* [Exercise task] Restate each entry word for word, leaving nothing out.
# # # # # # #
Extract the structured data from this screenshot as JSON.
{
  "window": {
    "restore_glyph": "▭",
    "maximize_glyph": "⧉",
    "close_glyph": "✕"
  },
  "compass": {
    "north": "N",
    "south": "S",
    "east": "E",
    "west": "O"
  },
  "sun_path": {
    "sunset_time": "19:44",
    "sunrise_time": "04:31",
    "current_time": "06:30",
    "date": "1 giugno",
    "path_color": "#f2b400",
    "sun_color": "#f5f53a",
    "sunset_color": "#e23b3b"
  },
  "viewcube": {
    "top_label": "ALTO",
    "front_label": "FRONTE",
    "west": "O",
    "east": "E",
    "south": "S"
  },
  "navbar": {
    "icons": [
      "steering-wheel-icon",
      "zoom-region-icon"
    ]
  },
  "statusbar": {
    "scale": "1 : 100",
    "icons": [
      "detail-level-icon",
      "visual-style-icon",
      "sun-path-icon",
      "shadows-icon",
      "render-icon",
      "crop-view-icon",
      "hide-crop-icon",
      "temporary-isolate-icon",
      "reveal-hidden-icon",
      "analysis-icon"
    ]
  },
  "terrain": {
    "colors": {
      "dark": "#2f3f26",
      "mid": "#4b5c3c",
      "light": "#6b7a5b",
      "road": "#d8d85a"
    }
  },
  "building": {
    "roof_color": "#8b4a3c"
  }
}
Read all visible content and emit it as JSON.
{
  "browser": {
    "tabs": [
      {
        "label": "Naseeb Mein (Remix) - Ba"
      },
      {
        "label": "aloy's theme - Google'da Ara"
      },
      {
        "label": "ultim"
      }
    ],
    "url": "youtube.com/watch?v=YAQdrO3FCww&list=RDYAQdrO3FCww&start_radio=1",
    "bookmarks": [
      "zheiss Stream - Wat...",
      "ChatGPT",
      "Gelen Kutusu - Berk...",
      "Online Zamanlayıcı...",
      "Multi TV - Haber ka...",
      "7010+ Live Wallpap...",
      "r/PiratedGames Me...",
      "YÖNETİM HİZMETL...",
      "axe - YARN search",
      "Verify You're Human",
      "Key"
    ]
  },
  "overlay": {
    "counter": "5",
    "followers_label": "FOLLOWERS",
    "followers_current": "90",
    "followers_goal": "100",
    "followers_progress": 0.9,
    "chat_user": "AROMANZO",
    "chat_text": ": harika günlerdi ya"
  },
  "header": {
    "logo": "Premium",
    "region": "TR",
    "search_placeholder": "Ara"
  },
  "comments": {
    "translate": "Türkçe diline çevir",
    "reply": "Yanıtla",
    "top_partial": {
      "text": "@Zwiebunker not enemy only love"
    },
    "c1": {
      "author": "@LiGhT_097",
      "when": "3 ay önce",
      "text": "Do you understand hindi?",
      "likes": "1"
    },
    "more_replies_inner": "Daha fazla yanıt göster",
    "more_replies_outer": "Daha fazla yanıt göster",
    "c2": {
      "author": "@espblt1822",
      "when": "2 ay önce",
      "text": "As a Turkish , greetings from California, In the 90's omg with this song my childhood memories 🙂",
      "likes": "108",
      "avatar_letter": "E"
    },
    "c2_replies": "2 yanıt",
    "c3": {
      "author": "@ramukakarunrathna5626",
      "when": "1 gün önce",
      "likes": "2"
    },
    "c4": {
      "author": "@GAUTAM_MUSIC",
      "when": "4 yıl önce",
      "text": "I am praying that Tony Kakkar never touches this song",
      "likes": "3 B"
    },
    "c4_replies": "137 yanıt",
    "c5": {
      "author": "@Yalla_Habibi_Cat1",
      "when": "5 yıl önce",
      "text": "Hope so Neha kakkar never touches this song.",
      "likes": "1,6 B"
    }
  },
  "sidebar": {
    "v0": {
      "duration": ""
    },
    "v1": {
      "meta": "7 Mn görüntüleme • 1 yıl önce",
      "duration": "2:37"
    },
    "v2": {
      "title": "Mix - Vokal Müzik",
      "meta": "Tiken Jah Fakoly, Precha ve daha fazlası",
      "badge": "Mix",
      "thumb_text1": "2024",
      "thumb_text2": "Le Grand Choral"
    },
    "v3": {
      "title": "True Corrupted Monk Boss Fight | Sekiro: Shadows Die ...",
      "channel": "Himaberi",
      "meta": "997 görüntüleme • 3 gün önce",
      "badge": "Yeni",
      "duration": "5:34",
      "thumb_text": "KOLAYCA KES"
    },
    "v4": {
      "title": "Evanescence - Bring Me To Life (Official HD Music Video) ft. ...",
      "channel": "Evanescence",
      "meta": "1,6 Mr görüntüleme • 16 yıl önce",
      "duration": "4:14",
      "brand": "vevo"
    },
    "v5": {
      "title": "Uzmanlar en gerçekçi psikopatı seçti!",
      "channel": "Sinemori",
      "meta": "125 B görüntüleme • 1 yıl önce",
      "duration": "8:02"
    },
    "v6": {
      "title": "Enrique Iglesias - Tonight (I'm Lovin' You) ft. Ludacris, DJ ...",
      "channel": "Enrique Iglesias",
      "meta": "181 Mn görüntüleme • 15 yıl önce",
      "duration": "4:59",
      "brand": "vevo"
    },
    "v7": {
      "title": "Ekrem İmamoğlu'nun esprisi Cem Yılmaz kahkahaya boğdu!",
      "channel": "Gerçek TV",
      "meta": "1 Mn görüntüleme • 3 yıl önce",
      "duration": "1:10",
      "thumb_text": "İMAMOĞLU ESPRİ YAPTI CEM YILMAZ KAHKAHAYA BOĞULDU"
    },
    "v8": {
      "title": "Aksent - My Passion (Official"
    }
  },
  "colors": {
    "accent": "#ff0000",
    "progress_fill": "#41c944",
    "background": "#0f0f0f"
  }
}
# # # # # # #
* [Solution for this task]
Extract the structured data from this screenshot as JSON.
{
  "window": {
    "restore_glyph": "▭",
    "maximize_glyph": "⧉",
    "close_glyph": "✕"
  },
  "compass": {
    "north": "N",
    "south": "S",
    "east": "E",
    "west": "O"
  },
  "sun_path": {
    "sunset_time": "19:44",
    "sunrise_time": "04:31",
    "current_time": "06:30",
    "date": "1 giugno",
    "path_color": "#f2b400",
    "sun_color": "#f5f53a",
    "sunset_color": "#e23b3b"
  },
  "viewcube": {
    "top_label": "ALTO",
    "front_label": "FRONTE",
    "west": "O",
    "east": "E",
    "south": "S"
  },
  "navbar": {
    "icons": [
      "steering-wheel-icon",
      "zoom-region-icon"
    ]
  },
  "statusbar": {
    "scale": "1 : 100",
    "icons": [
      "detail-level-icon",
      "visual-style-icon",
      "sun-path-icon",
      "shadows-icon",
      "render-icon",
      "crop-view-icon",
      "hide-crop-icon",
      "temporary-isolate-icon",
      "reveal-hidden-icon",
      "analysis-icon"
    ]
  },
  "terrain": {
    "colors": {
      "dark": "#2f3f26",
      "mid": "#4b5c3c",
      "light": "#6b7a5b",
      "road": "#d8d85a"
    }
  },
  "building": {
    "roof_color": "#8b4a3c"
  }
}
Read all visible content and emit it as JSON.
{
  "browser": {
    "tabs": [
      {
        "label": "Naseeb Mein (Remix) - Ba"
      },
      {
        "label": "aloy's theme - Google'da Ara"
      },
      {
        "label": "ultim"
      }
    ],
    "url": "youtube.com/watch?v=YAQdrO3FCww&list=RDYAQdrO3FCww&start_radio=1",
    "bookmarks": [
      "zheiss Stream - Wat...",
      "ChatGPT",
      "Gelen Kutusu - Berk...",
      "Online Zamanlayıcı...",
      "Multi TV - Haber ka...",
      "7010+ Live Wallpap...",
      "r/PiratedGames Me...",
      "YÖNETİM HİZMETL...",
      "axe - YARN search",
      "Verify You're Human",
      "Key"
    ]
  },
  "overlay": {
    "counter": "5",
    "followers_label": "FOLLOWERS",
    "followers_current": "90",
    "followers_goal": "100",
    "followers_progress": 0.9,
    "chat_user": "AROMANZO",
    "chat_text": ": harika günlerdi ya"
  },
  "header": {
    "logo": "Premium",
    "region": "TR",
    "search_placeholder": "Ara"
  },
  "comments": {
    "translate": "Türkçe diline çevir",
    "reply": "Yanıtla",
    "top_partial": {
      "text": "@Zwiebunker not enemy only love"
    },
    "c1": {
      "author": "@LiGhT_097",
      "when": "3 ay önce",
      "text": "Do you understand hindi?",
      "likes": "1"
    },
    "more_replies_inner": "Daha fazla yanıt göster",
    "more_replies_outer": "Daha fazla yanıt göster",
    "c2": {
      "author": "@espblt1822",
      "when": "2 ay önce",
      "text": "As a Turkish , greetings from California, In the 90's omg with this song my childhood memories 🙂",
      "likes": "108",
      "avatar_letter": "E"
    },
    "c2_replies": "2 yanıt",
    "c3": {
      "author": "@ramukakarunrathna5626",
      "when": "1 gün önce",
      "likes": "2"
    },
    "c4": {
      "author": "@GAUTAM_MUSIC",
      "when": "4 yıl önce",
      "text": "I am praying that Tony Kakkar never touches this song",
      "likes": "3 B"
    },
    "c4_replies": "137 yanıt",
    "c5": {
      "author": "@Yalla_Habibi_Cat1",
      "when": "5 yıl önce",
      "text": "Hope so Neha kakkar never touches this song.",
      "likes": "1,6 B"
    }
  },
  "sidebar": {
    "v0": {
      "duration": ""
    },
    "v1": {
      "meta": "7 Mn görüntüleme • 1 yıl önce",
      "duration": "2:37"
    },
    "v2": {
      "title": "Mix - Vokal Müzik",
      "meta": "Tiken Jah Fakoly, Precha ve daha fazlası",
      "badge": "Mix",
      "thumb_text1": "2024",
      "thumb_text2": "Le Grand Choral"
    },
    "v3": {
      "title": "True Corrupted Monk Boss Fight | Sekiro: Shadows Die ...",
      "channel": "Himaberi",
      "meta": "997 görüntüleme • 3 gün önce",
      "badge": "Yeni",
      "duration": "5:34",
      "thumb_text": "KOLAYCA KES"
    },
    "v4": {
      "title": "Evanescence - Bring Me To Life (Official HD Music Video) ft. ...",
      "channel": "Evanescence",
      "meta": "1,6 Mr görüntüleme • 16 yıl önce",
      "duration": "4:14",
      "brand": "vevo"
    },
    "v5": {
      "title": "Uzmanlar en gerçekçi psikopatı seçti!",
      "channel": "Sinemori",
      "meta": "125 B görüntüleme • 1 yıl önce",
      "duration": "8:02"
    },
    "v6": {
      "title": "Enrique Iglesias - Tonight (I'm Lovin' You) ft. Ludacris, DJ ...",
      "channel": "Enrique Iglesias",
      "meta": "181 Mn görüntüleme • 15 yıl önce",
      "duration": "4:59",
      "brand": "vevo"
    },
    "v7": {
      "title": "Ekrem İmamoğlu'nun esprisi Cem Yılmaz kahkahaya boğdu!",
      "channel": "Gerçek TV",
      "meta": "1 Mn görüntüleme • 3 yıl önce",
      "duration": "1:10",
      "thumb_text": "İMAMOĞLU ESPRİ YAPTI CEM YILMAZ KAHKAHAYA BOĞULDU"
    },
    "v8": {
      "title": "Aksent - My Passion (Official"
    }
  },
  "colors": {
    "accent": "#ff0000",
    "progress_fill": "#41c944",
    "background": "#0f0f0f"
  }
}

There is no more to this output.